** Records provided follows **
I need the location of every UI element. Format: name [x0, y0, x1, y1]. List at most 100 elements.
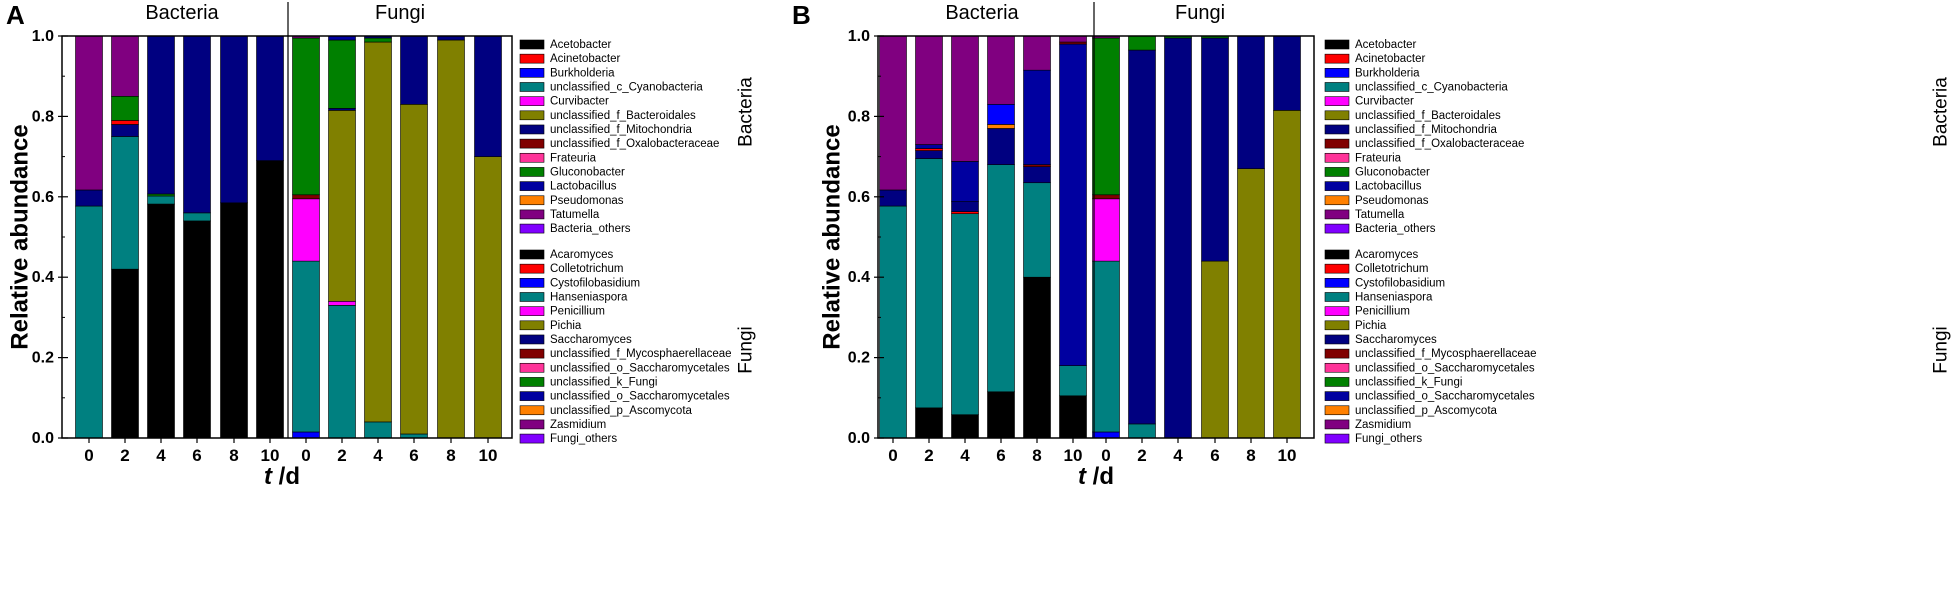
- legend-swatch: [519, 278, 545, 288]
- bar-segment: [1128, 423, 1156, 439]
- stacked-bar: [256, 35, 284, 439]
- stacked-bar: [1201, 35, 1229, 439]
- bar-segment: [879, 189, 907, 207]
- panel-letter: B: [792, 0, 811, 30]
- bar-segment: [915, 158, 943, 409]
- bar-segment: [111, 120, 139, 125]
- stacked-bar: [1237, 35, 1265, 439]
- x-tick-label: 6: [1210, 446, 1219, 465]
- legend-swatch: [1324, 195, 1350, 206]
- panel-letter: A: [6, 0, 25, 30]
- bar-segment: [951, 35, 979, 162]
- bar-segment: [1237, 35, 1265, 169]
- fungi-legend-label: Cystofilobasidium: [1355, 277, 1445, 289]
- legend-swatch: [1324, 320, 1350, 331]
- bar-segment: [987, 35, 1015, 105]
- stacked-bar: [1164, 35, 1192, 439]
- fungi-legend-label: Acaromyces: [550, 249, 614, 261]
- bar-segment: [987, 104, 1015, 125]
- group-label-bacteria: Bacteria: [145, 2, 219, 24]
- bar-segment: [292, 431, 320, 439]
- y-tick-label: 0.8: [848, 108, 870, 125]
- bar-segment: [1164, 37, 1192, 439]
- fungi-legend-label: Fungi_others: [550, 433, 617, 445]
- legend-swatch: [1324, 96, 1350, 106]
- bar-segment: [1023, 69, 1051, 165]
- bar-segment: [987, 164, 1015, 393]
- group-label-fungi: Fungi: [1175, 2, 1225, 24]
- stacked-bar: [1128, 35, 1156, 439]
- side-label-bacteria: Bacteria: [736, 77, 757, 147]
- legend-swatch: [1324, 223, 1350, 234]
- fungi-legend-label: Colletotrichum: [550, 263, 624, 275]
- bar-segment: [256, 160, 284, 439]
- legend-swatch: [519, 53, 545, 64]
- bar-segment: [147, 35, 175, 195]
- y-tick-label: 0.6: [848, 189, 870, 206]
- bar-segment: [474, 35, 502, 157]
- stacked-bar: [183, 35, 211, 439]
- bar-segment: [1059, 41, 1087, 45]
- fungi-legend-label: unclassified_p_Ascomycota: [1355, 405, 1498, 417]
- bar-segment: [1273, 35, 1301, 111]
- bacteria-legend-label: unclassified_c_Cyanobacteria: [1355, 81, 1508, 93]
- legend-swatch: [1324, 306, 1350, 316]
- bar-segment: [951, 213, 979, 415]
- legend-swatch: [519, 167, 545, 177]
- bar-segment: [987, 128, 1015, 165]
- bar-segment: [987, 391, 1015, 439]
- stacked-bar: [328, 35, 356, 439]
- bar-segment: [183, 35, 211, 214]
- bar-segment: [328, 305, 356, 439]
- bar-segment: [111, 96, 139, 121]
- bar-segment: [220, 202, 248, 439]
- bar-segment: [1023, 35, 1051, 71]
- bar-segment: [292, 194, 320, 200]
- y-tick-label: 0.2: [848, 350, 870, 367]
- bacteria-legend-label: unclassified_f_Oxalobacteraceae: [550, 138, 719, 150]
- bar-segment: [1092, 260, 1120, 433]
- x-tick-label: 6: [192, 446, 201, 465]
- bar-segment: [1059, 365, 1087, 397]
- legend: Acetobacter Acinetobacter Burkholderia uncl…: [519, 39, 732, 445]
- bar-segment: [1092, 37, 1120, 196]
- bar-segment: [1092, 198, 1120, 262]
- x-axis-label-unit: /d: [1086, 463, 1114, 490]
- x-tick-label: 2: [337, 446, 346, 465]
- bar-segment: [474, 156, 502, 439]
- legend-swatch: [1324, 152, 1350, 163]
- fungi-legend-label: Fungi_others: [1355, 433, 1422, 445]
- y-axis-label: Relative abundance: [7, 124, 34, 349]
- y-tick-label: 0.8: [32, 108, 54, 125]
- stacked-bar: [364, 35, 392, 439]
- x-tick-label: 2: [924, 446, 933, 465]
- bar-segment: [75, 35, 103, 191]
- bar-segment: [292, 260, 320, 433]
- fungi-legend-label: Hanseniaspora: [1355, 291, 1433, 303]
- x-tick-label: 8: [446, 446, 455, 465]
- bar-segment: [183, 220, 211, 439]
- x-axis-label-t: t: [1078, 463, 1087, 490]
- x-tick-label: 4: [960, 446, 970, 465]
- legend-swatch: [519, 348, 545, 359]
- fungi-legend-label: Zasmidium: [1355, 419, 1411, 431]
- bar-segment: [1201, 37, 1229, 262]
- legend-swatch: [519, 138, 545, 149]
- fungi-legend-label: Zasmidium: [550, 419, 606, 431]
- fungi-legend-label: unclassified_k_Fungi: [550, 376, 657, 388]
- x-tick-label: 6: [409, 446, 418, 465]
- bar-segment: [1128, 35, 1156, 51]
- fungi-legend-label: unclassified_k_Fungi: [1355, 376, 1462, 388]
- fungi-legend-label: Penicillium: [1355, 306, 1410, 318]
- bacteria-legend-label: Acinetobacter: [550, 53, 620, 65]
- legend: Acetobacter Acinetobacter Burkholderia uncl…: [1324, 39, 1537, 445]
- x-tick-label: 6: [996, 446, 1005, 465]
- x-tick-label: 10: [479, 446, 498, 465]
- legend-swatch: [1324, 362, 1350, 373]
- bar-segment: [915, 150, 943, 159]
- fungi-legend-label: Penicillium: [550, 306, 605, 318]
- stacked-bar: [292, 35, 320, 439]
- stacked-bar: [111, 35, 139, 439]
- legend-swatch: [519, 96, 545, 106]
- legend-swatch: [1324, 249, 1350, 260]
** End of Records provided **
▸ The task: Pick each line holding "bacteria" out of the entries above and return it.

▸ Solution to the problem:
- group-label-bacteria: Bacteria: [145, 2, 219, 24]
- side-label-bacteria: Bacteria: [736, 77, 757, 147]
- bacteria-legend-label: unclassified_c_Cyanobacteria: [1355, 81, 1508, 93]
- bacteria-legend-label: unclassified_f_Oxalobacteraceae: [550, 138, 719, 150]
- bacteria-legend-label: Acinetobacter: [550, 53, 620, 65]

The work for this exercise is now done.